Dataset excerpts
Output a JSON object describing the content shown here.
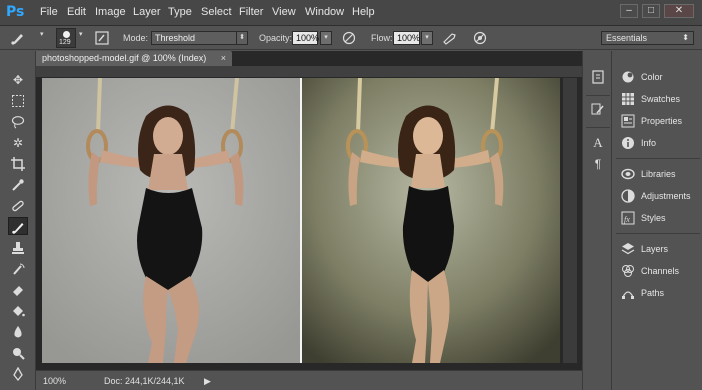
{
  "app": {
    "logo": "Ps"
  },
  "menu": [
    "File",
    "Edit",
    "Image",
    "Layer",
    "Type",
    "Select",
    "Filter",
    "View",
    "Window",
    "Help"
  ],
  "window_controls": {
    "minimize": "–",
    "restore": "□",
    "close": "✕"
  },
  "options": {
    "brush_size": "129",
    "mode_label": "Mode:",
    "mode_value": "Threshold",
    "opacity_label": "Opacity:",
    "opacity_value": "100%",
    "flow_label": "Flow:",
    "flow_value": "100%",
    "workspace": "Essentials"
  },
  "document": {
    "tab_title": "photoshopped-model.gif @ 100% (Index)",
    "tab_close": "×",
    "zoom": "100%",
    "doc_info": "Doc: 244,1K/244,1K",
    "status_arrow": "▶"
  },
  "panels": [
    {
      "label": "Color",
      "icon": "color-icon"
    },
    {
      "label": "Swatches",
      "icon": "swatches-icon"
    },
    {
      "label": "Properties",
      "icon": "properties-icon"
    },
    {
      "label": "Info",
      "icon": "info-icon"
    },
    {
      "label": "Libraries",
      "icon": "libraries-icon"
    },
    {
      "label": "Adjustments",
      "icon": "adjustments-icon"
    },
    {
      "label": "Styles",
      "icon": "styles-icon"
    },
    {
      "label": "Layers",
      "icon": "layers-icon"
    },
    {
      "label": "Channels",
      "icon": "channels-icon"
    },
    {
      "label": "Paths",
      "icon": "paths-icon"
    }
  ],
  "colors": {
    "ui_background": "#535353",
    "menu_background": "#474747",
    "logo_blue": "#31a8ff",
    "canvas_left_bg": "#a8a8a5",
    "canvas_right_bg": "#6d6e55"
  }
}
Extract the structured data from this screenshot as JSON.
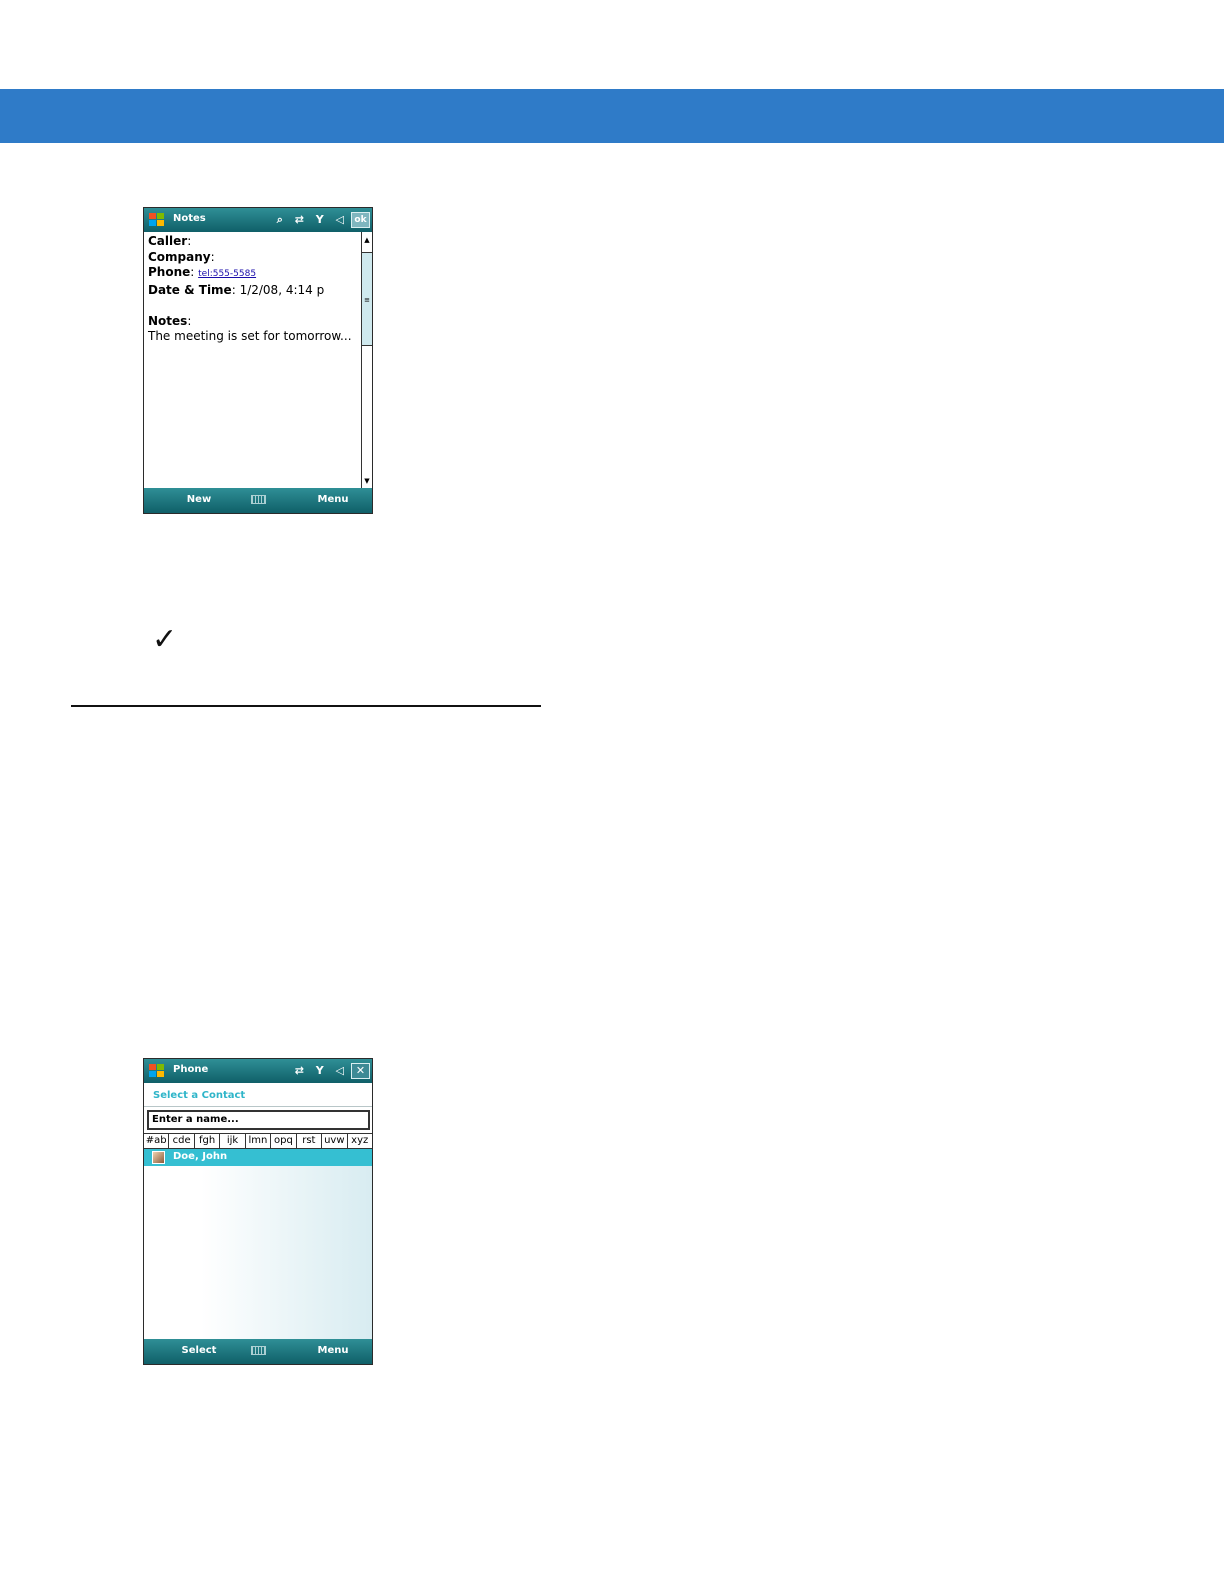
{
  "notes_screen": {
    "title": "Notes",
    "status_icons": "⌕ ⇄ Y ◁",
    "ok_label": "ok",
    "fields": [
      {
        "label": "Caller",
        "value": ""
      },
      {
        "label": "Company",
        "value": ""
      },
      {
        "label": "Phone",
        "value": "tel:555-5585"
      },
      {
        "label": "Date & Time",
        "value": "1/2/08, 4:14 p"
      }
    ],
    "notes_label": "Notes",
    "notes_text": "The meeting is set for tomorrow...",
    "softkey_left": "New",
    "softkey_right": "Menu"
  },
  "phone_screen": {
    "title": "Phone",
    "status_icons": "⇄ Y ◁",
    "close_label": "✕",
    "heading": "Select a Contact",
    "input_value": "Enter a name...",
    "letter_groups": [
      "#ab",
      "cde",
      "fgh",
      "ijk",
      "lmn",
      "opq",
      "rst",
      "uvw",
      "xyz"
    ],
    "contacts": [
      {
        "name": "Doe, John"
      }
    ],
    "softkey_left": "Select",
    "softkey_right": "Menu"
  },
  "colors": {
    "banner": "#2f7bc8",
    "title_bar": "#0f5f68",
    "accent": "#35bfd2"
  }
}
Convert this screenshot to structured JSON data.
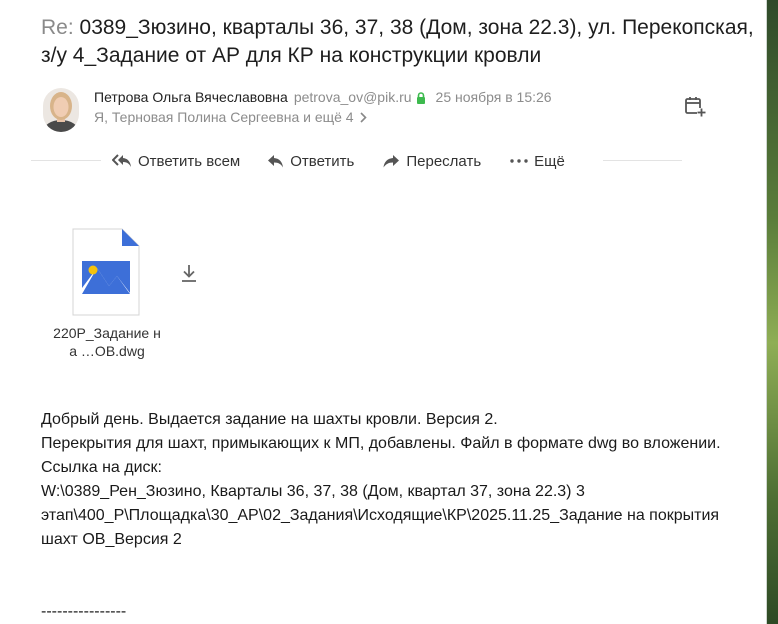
{
  "subject": {
    "prefix": "Re:",
    "text": " 0389_Зюзино, кварталы 36, 37, 38 (Дом, зона 22.3), ул. Перекопская, з/у 4_Задание от АР для КР на конструкции кровли"
  },
  "sender": {
    "name": "Петрова Ольга Вячеславовна",
    "email": "petrova_ov@pik.ru",
    "date": "25 ноября в 15:26",
    "recipients": "Я, Терновая Полина Сергеевна и ещё 4"
  },
  "toolbar": {
    "reply_all": "Ответить всем",
    "reply": "Ответить",
    "forward": "Переслать",
    "more": "Ещё"
  },
  "attachment": {
    "file_name": "220Р_Задание на …ОВ.dwg"
  },
  "body": {
    "line1": "Добрый день. Выдается задание на шахты кровли. Версия 2.",
    "line2": "Перекрытия для шахт, примыкающих к МП, добавлены. Файл в формате dwg во вложении.",
    "line3": "Ссылка на диск:",
    "line4": "W:\\0389_Рен_Зюзино, Кварталы 36, 37, 38 (Дом, квартал 37, зона 22.3) 3 этап\\400_Р\\Площадка\\30_АР\\02_Задания\\Исходящие\\КР\\2025.11.25_Задание на покрытия шахт ОВ_Версия 2",
    "separator": "----------------"
  },
  "colors": {
    "lock_green": "#3dba4e",
    "file_blue": "#3d6fd8",
    "file_sun": "#f4c20d",
    "muted_text": "#8c8c8c"
  },
  "icons": [
    "reply-all-icon",
    "reply-icon",
    "forward-icon",
    "more-icon",
    "lock-icon",
    "chevron-right-icon",
    "calendar-add-icon",
    "download-icon",
    "image-file-icon"
  ]
}
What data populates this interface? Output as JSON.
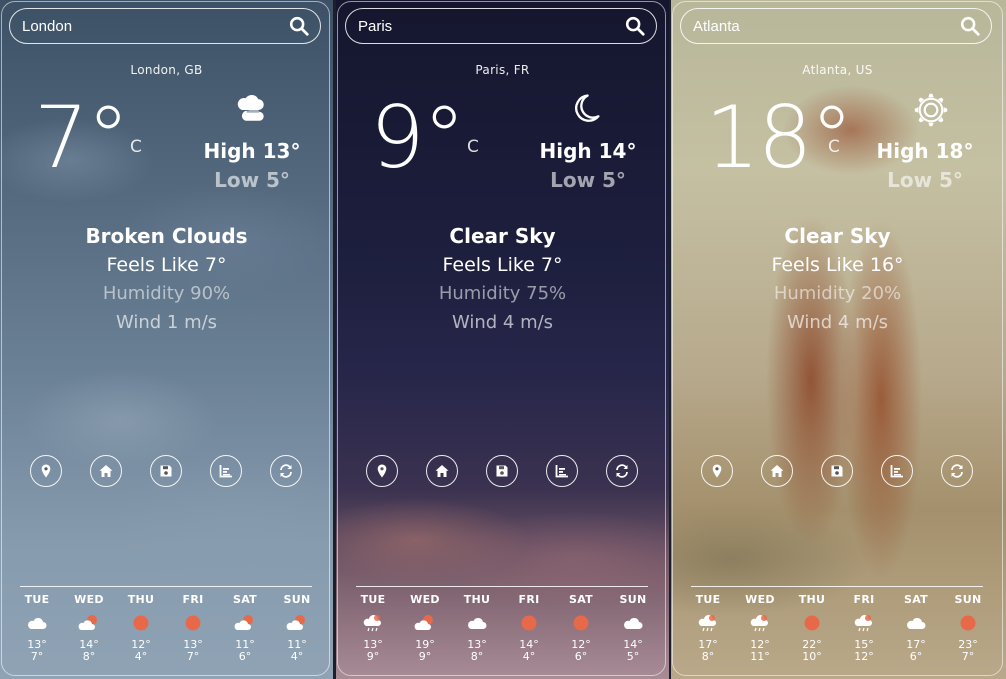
{
  "colors": {
    "sun": "#e8694a",
    "text": "#ffffff"
  },
  "cards": [
    {
      "search_value": "London",
      "location": "London, GB",
      "temp": "7°",
      "unit": "C",
      "condition_icon": "broken-clouds-icon",
      "high": "High 13°",
      "low": "Low 5°",
      "description": "Broken Clouds",
      "feels_like": "Feels Like 7°",
      "humidity": "Humidity 90%",
      "wind": "Wind 1 m/s",
      "forecast": [
        {
          "day": "TUE",
          "icon": "cloud-icon",
          "high": "13°",
          "low": "7°"
        },
        {
          "day": "WED",
          "icon": "sun-cloud-icon",
          "high": "14°",
          "low": "8°"
        },
        {
          "day": "THU",
          "icon": "sun-icon",
          "high": "12°",
          "low": "4°"
        },
        {
          "day": "FRI",
          "icon": "sun-icon",
          "high": "13°",
          "low": "7°"
        },
        {
          "day": "SAT",
          "icon": "sun-cloud-icon",
          "high": "11°",
          "low": "6°"
        },
        {
          "day": "SUN",
          "icon": "sun-cloud-icon",
          "high": "11°",
          "low": "4°"
        }
      ]
    },
    {
      "search_value": "Paris",
      "location": "Paris, FR",
      "temp": "9°",
      "unit": "C",
      "condition_icon": "moon-icon",
      "high": "High 14°",
      "low": "Low 5°",
      "description": "Clear Sky",
      "feels_like": "Feels Like 7°",
      "humidity": "Humidity 75%",
      "wind": "Wind 4 m/s",
      "forecast": [
        {
          "day": "TUE",
          "icon": "rain-cloud-icon",
          "high": "13°",
          "low": "9°"
        },
        {
          "day": "WED",
          "icon": "sun-cloud-icon",
          "high": "19°",
          "low": "9°"
        },
        {
          "day": "THU",
          "icon": "cloud-icon",
          "high": "13°",
          "low": "8°"
        },
        {
          "day": "FRI",
          "icon": "sun-icon",
          "high": "14°",
          "low": "4°"
        },
        {
          "day": "SAT",
          "icon": "sun-icon",
          "high": "12°",
          "low": "6°"
        },
        {
          "day": "SUN",
          "icon": "cloud-icon",
          "high": "14°",
          "low": "5°"
        }
      ]
    },
    {
      "search_value": "Atlanta",
      "location": "Atlanta, US",
      "temp": "18°",
      "unit": "C",
      "condition_icon": "sun-outline-icon",
      "high": "High 18°",
      "low": "Low 5°",
      "description": "Clear Sky",
      "feels_like": "Feels Like 16°",
      "humidity": "Humidity 20%",
      "wind": "Wind 4 m/s",
      "forecast": [
        {
          "day": "TUE",
          "icon": "rain-cloud-icon",
          "high": "17°",
          "low": "8°"
        },
        {
          "day": "WED",
          "icon": "rain-cloud-icon",
          "high": "12°",
          "low": "11°"
        },
        {
          "day": "THU",
          "icon": "sun-icon",
          "high": "22°",
          "low": "10°"
        },
        {
          "day": "FRI",
          "icon": "rain-cloud-icon",
          "high": "15°",
          "low": "12°"
        },
        {
          "day": "SAT",
          "icon": "cloud-icon",
          "high": "17°",
          "low": "6°"
        },
        {
          "day": "SUN",
          "icon": "sun-icon",
          "high": "23°",
          "low": "7°"
        }
      ]
    }
  ]
}
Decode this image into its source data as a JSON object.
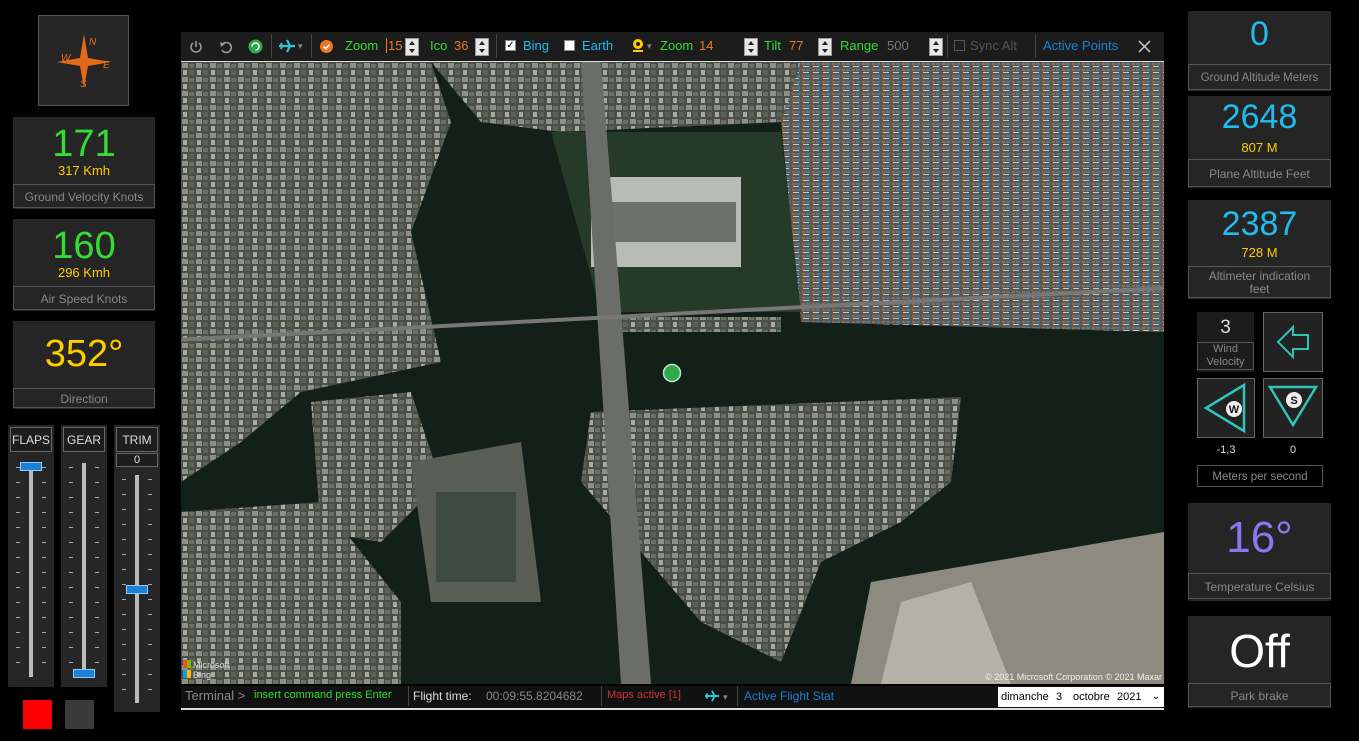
{
  "compass": {
    "n": "N",
    "s": "S",
    "e": "E",
    "w": "W"
  },
  "ground_velocity": {
    "value": "171",
    "kmh": "317 Kmh",
    "label": "Ground Velocity Knots"
  },
  "air_speed": {
    "value": "160",
    "kmh": "296 Kmh",
    "label": "Air Speed Knots"
  },
  "direction": {
    "value": "352°",
    "label": "Direction"
  },
  "sliders": {
    "flaps": {
      "label": "FLAPS",
      "level": 1.0
    },
    "gear": {
      "label": "GEAR",
      "level": 0.0
    },
    "trim": {
      "label": "TRIM",
      "value": "0",
      "level": 0.5
    }
  },
  "toolbar": {
    "zoom_label": "Zoom",
    "zoom_value": "15",
    "ico_label": "Ico",
    "ico_value": "36",
    "bing_label": "Bing",
    "bing_checked": true,
    "earth_label": "Earth",
    "earth_checked": false,
    "zoom2_label": "Zoom",
    "zoom2_value": "14",
    "tilt_label": "Tilt",
    "tilt_value": "77",
    "range_label": "Range",
    "range_value": "500",
    "sync_alt_label": "Sync Alt",
    "active_points_label": "Active Points"
  },
  "map": {
    "brand_line1": "Microsoft",
    "brand_line2": "Bing",
    "copyright": "© 2021 Microsoft Corporation © 2021 Maxar"
  },
  "status": {
    "terminal_label": "Terminal >",
    "command_placeholder": "insert command press Enter",
    "flight_time_label": "Flight time:",
    "flight_time_value": "00:09:55.8204682",
    "maps_active": "Maps active [1]",
    "active_flight_stat": "Active Flight Stat",
    "date_day": "dimanche",
    "date_num": "3",
    "date_month": "octobre",
    "date_year": "2021"
  },
  "ground_altitude": {
    "value": "0",
    "label": "Ground Altitude Meters"
  },
  "plane_altitude": {
    "value": "2648",
    "meters": "807 M",
    "label": "Plane Altitude Feet"
  },
  "altimeter": {
    "value": "2387",
    "meters": "728 M",
    "label_line1": "Altimeter indication",
    "label_line2": "feet"
  },
  "wind": {
    "velocity_value": "3",
    "velocity_label_line1": "Wind",
    "velocity_label_line2": "Velocity",
    "w_letter": "W",
    "s_letter": "S",
    "w_value": "-1,3",
    "s_value": "0",
    "unit_label": "Meters per second"
  },
  "temperature": {
    "value": "16°",
    "label": "Temperature Celsius"
  },
  "park_brake": {
    "value": "Off",
    "label": "Park brake"
  },
  "colors": {
    "green": "#33dd33",
    "yellow": "#ffcc00",
    "cyan": "#22bbee",
    "teal": "#2ec4b6",
    "purple": "#8877ee",
    "orange": "#ee7722",
    "red": "#ff0000"
  }
}
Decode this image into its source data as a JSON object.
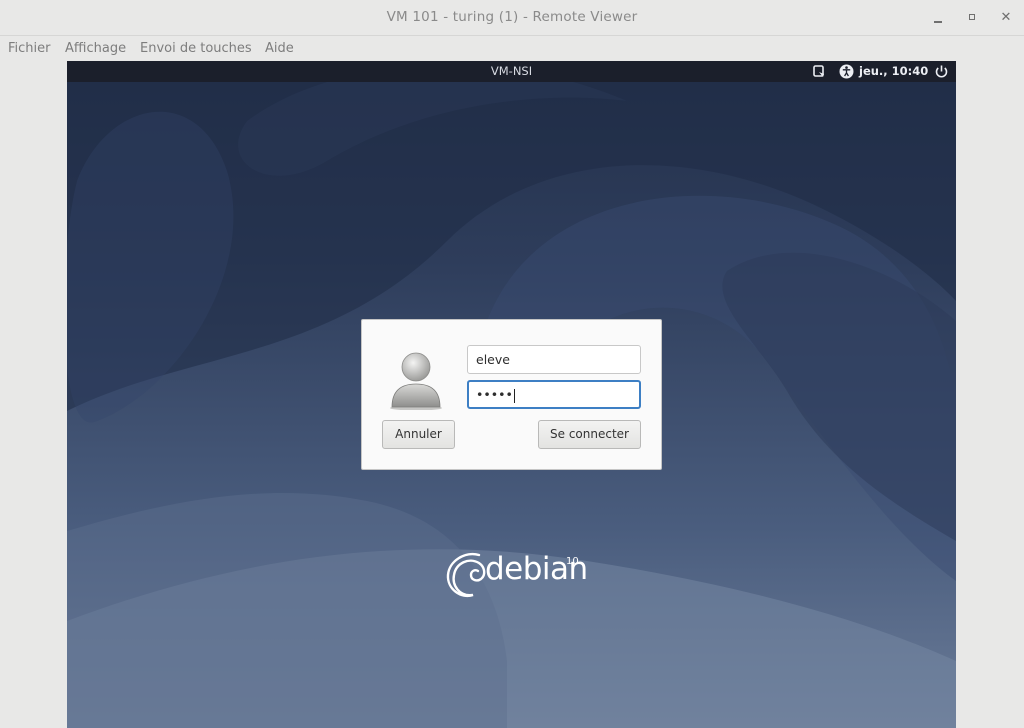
{
  "window": {
    "title": "VM 101 - turing (1) - Remote Viewer",
    "controls": {
      "minimize": "minimize",
      "maximize": "maximize",
      "close": "✕"
    }
  },
  "menubar": {
    "items": [
      "Fichier",
      "Affichage",
      "Envoi de touches",
      "Aide"
    ]
  },
  "vm": {
    "topbar": {
      "hostname": "VM-NSI",
      "clock": "jeu., 10:40",
      "icons": [
        "screen-keyboard-icon",
        "accessibility-icon",
        "power-icon"
      ]
    },
    "login": {
      "username": "eleve",
      "password_mask": "•••••",
      "cancel_label": "Annuler",
      "connect_label": "Se connecter"
    },
    "branding": {
      "name": "debian",
      "version": "10"
    }
  },
  "colors": {
    "focus_border": "#3d7fc4",
    "topbar_bg": "#1b1f2b",
    "wallpaper_top": "#23304b",
    "wallpaper_bottom": "#6b7c98"
  }
}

→ **Short task**: Read the entries and pick out all lines that include the word "кровли".

→ **Response**:
    "text": " 0389_Зюзино, кварталы 36, 37, 38 (Дом, зона 22.3), ул. Перекопская, з/у 4_Задание от АР для КР на конструкции кровли"
    "line1": "Добрый день. Выдается задание на шахты кровли. Версия 2.",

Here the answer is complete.